_TASK DIRECTIONS:_
Take from the listing each line that has the string "control".

- - - - - - -

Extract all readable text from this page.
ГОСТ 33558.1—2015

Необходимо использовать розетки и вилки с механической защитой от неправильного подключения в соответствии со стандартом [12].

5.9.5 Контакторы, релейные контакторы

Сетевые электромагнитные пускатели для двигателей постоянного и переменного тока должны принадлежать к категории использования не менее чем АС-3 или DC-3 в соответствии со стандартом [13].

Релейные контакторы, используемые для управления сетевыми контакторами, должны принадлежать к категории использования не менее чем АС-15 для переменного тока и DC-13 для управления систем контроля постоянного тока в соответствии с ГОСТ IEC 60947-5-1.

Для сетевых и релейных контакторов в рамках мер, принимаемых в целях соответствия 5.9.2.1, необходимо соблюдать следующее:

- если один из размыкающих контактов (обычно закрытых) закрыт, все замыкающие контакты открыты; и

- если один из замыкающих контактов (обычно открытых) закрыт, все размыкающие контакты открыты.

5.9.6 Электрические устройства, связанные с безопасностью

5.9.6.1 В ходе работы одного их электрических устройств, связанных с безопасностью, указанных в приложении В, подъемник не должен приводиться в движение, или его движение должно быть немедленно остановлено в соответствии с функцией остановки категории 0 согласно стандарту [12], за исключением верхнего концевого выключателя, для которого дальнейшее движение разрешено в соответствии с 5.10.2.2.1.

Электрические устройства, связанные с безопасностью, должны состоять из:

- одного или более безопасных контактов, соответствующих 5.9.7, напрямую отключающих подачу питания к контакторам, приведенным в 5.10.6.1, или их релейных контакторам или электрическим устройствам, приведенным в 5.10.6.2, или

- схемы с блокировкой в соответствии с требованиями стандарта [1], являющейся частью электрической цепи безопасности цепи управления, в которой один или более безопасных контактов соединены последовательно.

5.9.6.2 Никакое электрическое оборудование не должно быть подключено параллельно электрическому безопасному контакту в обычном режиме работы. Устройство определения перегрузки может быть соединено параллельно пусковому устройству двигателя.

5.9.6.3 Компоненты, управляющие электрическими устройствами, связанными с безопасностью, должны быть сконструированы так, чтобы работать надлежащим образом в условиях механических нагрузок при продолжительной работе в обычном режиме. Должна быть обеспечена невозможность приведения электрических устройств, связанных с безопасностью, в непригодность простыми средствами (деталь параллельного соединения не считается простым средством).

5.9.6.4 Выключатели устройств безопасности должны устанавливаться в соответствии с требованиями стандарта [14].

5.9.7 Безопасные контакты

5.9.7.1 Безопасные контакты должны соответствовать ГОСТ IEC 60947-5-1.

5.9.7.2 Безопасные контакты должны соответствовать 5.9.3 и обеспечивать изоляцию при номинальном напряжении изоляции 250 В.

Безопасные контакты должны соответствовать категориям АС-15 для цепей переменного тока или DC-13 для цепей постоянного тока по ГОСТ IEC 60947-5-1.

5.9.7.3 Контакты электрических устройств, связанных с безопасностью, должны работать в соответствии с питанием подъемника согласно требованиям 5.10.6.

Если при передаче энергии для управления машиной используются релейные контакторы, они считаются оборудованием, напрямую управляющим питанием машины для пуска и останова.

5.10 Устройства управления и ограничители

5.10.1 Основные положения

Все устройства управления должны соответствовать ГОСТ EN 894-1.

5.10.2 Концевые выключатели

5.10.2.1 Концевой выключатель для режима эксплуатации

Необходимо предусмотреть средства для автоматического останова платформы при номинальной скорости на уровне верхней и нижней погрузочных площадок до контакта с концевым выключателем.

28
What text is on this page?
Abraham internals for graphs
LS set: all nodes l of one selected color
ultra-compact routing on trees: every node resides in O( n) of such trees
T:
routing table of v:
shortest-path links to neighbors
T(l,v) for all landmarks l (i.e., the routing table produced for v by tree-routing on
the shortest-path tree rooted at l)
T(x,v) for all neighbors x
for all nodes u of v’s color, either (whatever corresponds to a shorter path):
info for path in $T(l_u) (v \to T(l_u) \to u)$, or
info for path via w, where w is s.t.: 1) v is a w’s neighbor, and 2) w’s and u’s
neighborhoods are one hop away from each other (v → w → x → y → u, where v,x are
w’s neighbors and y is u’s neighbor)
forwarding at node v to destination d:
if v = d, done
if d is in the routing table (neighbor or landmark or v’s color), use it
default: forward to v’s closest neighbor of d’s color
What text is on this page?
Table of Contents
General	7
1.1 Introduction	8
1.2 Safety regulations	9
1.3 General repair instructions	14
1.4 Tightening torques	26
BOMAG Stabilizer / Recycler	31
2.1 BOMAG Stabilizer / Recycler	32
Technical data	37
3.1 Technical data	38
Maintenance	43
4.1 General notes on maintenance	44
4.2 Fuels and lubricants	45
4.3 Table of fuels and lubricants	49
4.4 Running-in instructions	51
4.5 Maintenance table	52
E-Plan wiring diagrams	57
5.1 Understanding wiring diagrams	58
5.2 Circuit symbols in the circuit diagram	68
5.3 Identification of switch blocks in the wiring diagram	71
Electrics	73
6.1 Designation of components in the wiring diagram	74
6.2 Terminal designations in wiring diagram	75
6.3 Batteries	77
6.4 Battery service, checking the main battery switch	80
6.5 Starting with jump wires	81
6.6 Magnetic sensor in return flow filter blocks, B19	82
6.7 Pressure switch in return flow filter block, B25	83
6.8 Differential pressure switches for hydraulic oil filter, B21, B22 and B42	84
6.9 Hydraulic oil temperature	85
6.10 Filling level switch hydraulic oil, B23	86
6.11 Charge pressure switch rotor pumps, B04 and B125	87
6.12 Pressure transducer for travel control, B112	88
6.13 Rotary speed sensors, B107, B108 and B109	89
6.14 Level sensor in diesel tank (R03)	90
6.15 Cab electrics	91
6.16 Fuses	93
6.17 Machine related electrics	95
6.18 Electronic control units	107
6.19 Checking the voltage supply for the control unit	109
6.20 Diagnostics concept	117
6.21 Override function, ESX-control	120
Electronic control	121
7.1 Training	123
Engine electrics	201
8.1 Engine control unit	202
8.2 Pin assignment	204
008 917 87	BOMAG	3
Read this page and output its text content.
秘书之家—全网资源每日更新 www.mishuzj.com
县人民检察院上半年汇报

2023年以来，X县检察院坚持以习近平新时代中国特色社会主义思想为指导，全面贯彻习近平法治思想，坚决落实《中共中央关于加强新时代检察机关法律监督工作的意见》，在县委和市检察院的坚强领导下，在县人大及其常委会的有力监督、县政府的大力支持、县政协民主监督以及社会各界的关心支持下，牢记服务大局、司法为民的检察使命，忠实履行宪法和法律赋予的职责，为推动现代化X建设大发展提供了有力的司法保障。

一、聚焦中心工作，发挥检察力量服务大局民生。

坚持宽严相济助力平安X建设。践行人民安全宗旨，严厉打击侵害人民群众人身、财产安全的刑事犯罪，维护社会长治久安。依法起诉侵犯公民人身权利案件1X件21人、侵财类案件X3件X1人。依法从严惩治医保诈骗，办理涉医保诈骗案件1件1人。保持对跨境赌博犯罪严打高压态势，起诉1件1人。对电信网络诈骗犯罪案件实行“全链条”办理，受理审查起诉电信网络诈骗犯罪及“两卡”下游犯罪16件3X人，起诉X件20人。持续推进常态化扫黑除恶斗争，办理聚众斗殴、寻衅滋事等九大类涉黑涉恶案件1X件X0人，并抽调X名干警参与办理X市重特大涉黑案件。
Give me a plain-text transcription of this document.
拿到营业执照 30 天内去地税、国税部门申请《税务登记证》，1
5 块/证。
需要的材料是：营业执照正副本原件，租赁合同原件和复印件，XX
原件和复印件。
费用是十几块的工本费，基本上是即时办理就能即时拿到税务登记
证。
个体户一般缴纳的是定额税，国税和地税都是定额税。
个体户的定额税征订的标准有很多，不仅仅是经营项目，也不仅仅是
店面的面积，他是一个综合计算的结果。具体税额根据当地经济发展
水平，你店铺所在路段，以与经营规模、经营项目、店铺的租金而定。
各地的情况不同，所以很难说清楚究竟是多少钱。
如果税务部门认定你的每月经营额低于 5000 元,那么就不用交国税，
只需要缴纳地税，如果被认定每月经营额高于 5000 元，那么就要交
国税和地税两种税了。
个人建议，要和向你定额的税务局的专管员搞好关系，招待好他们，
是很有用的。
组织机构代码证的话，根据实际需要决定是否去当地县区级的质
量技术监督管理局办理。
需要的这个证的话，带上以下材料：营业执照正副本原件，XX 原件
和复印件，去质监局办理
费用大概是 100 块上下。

- - - - - - -

_SOLUTION TO THE PROBLEM:_
6.12 Pressure transducer for travel control, B112	88
6.18 Electronic control units	107
6.19 Checking the voltage supply for the control unit	109
6.21 Override function, ESX-control	120
Electronic control	121
8.1 Engine control unit	202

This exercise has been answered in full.